Problem description:
Find how many lines contain the word "text" and state that number alone.

Material for this exercise:
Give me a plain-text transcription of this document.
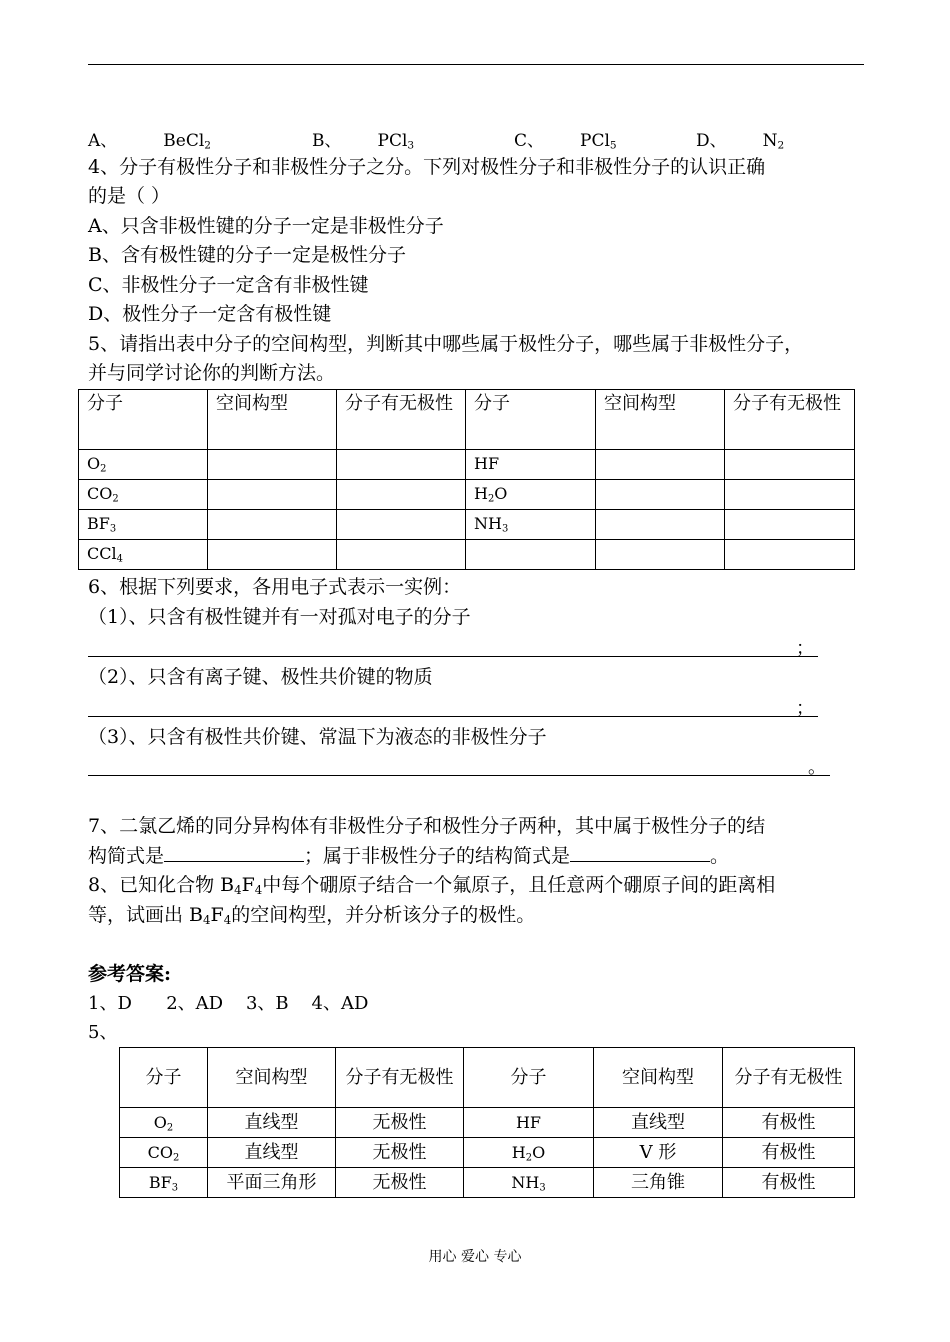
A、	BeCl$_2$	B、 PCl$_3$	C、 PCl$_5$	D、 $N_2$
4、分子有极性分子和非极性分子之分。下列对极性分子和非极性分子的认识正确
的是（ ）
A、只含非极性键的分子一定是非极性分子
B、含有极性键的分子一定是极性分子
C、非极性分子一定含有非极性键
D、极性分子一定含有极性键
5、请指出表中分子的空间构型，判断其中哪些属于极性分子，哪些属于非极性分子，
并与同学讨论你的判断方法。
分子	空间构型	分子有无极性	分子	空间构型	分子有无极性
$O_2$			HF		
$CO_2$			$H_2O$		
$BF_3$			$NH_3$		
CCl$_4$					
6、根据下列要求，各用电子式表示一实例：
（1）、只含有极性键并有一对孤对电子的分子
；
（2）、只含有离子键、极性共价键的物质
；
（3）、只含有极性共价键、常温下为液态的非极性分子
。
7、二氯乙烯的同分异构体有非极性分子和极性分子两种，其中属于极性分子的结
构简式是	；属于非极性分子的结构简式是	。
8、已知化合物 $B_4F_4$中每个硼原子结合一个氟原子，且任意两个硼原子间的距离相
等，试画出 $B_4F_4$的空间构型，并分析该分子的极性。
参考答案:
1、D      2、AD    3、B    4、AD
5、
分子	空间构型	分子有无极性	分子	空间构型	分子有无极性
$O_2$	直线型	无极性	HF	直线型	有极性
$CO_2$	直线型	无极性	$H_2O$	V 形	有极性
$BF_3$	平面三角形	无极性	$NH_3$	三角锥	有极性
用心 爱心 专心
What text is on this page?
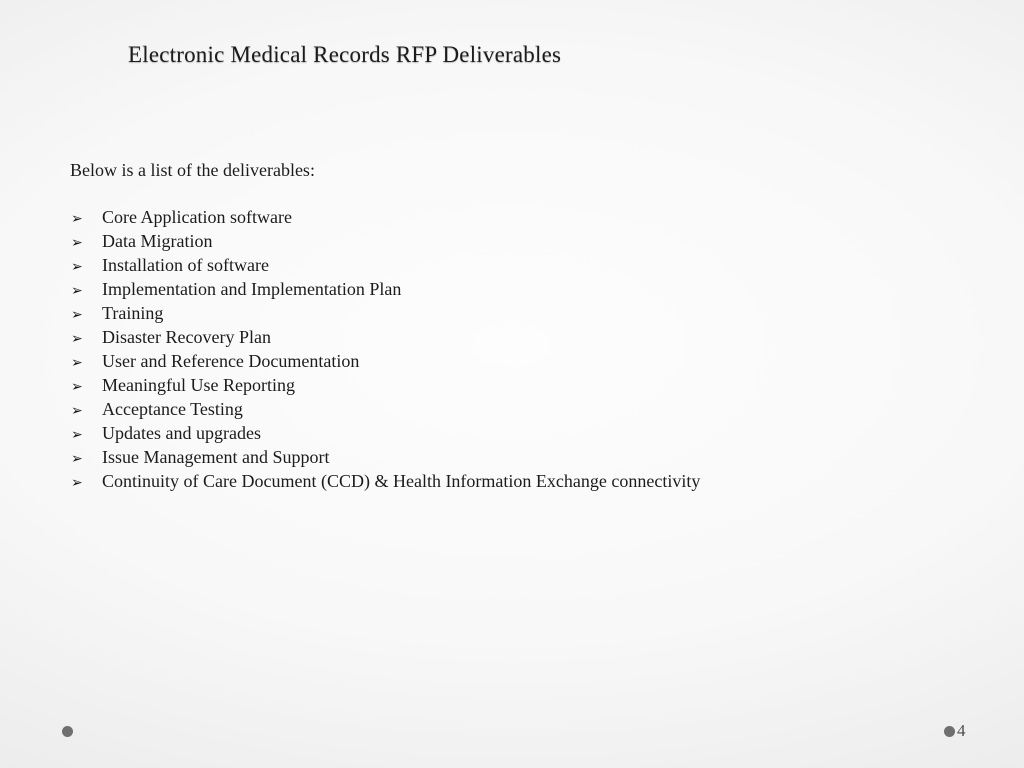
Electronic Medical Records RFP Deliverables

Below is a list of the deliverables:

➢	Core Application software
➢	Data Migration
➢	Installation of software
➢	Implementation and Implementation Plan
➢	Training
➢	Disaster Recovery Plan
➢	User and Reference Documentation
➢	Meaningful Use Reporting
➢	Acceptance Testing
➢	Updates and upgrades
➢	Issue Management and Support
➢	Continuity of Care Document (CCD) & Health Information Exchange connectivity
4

Right answer:
2